## Exercise directions
Please output the lines shown below exactly as they appear.

Source records
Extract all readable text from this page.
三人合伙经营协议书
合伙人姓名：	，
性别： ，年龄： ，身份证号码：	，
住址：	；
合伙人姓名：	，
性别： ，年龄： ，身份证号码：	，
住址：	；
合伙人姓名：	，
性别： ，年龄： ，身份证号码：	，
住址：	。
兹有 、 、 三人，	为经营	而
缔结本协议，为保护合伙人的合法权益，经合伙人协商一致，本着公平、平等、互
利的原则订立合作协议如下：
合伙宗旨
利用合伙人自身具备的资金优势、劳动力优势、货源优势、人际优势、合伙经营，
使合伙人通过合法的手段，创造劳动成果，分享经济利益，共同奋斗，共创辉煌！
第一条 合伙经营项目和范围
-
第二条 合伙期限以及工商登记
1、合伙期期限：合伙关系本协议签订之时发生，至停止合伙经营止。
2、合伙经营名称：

## Solution to the problem
Extract all readable text from this page.
三人合伙经营协议书
合伙人姓名：	，
性别： ，年龄： ，身份证号码：	，
住址：	；
合伙人姓名：	，
性别： ，年龄： ，身份证号码：	，
住址：	；
合伙人姓名：	，
性别： ，年龄： ，身份证号码：	，
住址：	。
兹有 、 、 三人，	为经营	而
缔结本协议，为保护合伙人的合法权益，经合伙人协商一致，本着公平、平等、互
利的原则订立合作协议如下：
合伙宗旨
利用合伙人自身具备的资金优势、劳动力优势、货源优势、人际优势、合伙经营，
使合伙人通过合法的手段，创造劳动成果，分享经济利益，共同奋斗，共创辉煌！
第一条 合伙经营项目和范围
-
第二条 合伙期限以及工商登记
1、合伙期期限：合伙关系本协议签订之时发生，至停止合伙经营止。
2、合伙经营名称：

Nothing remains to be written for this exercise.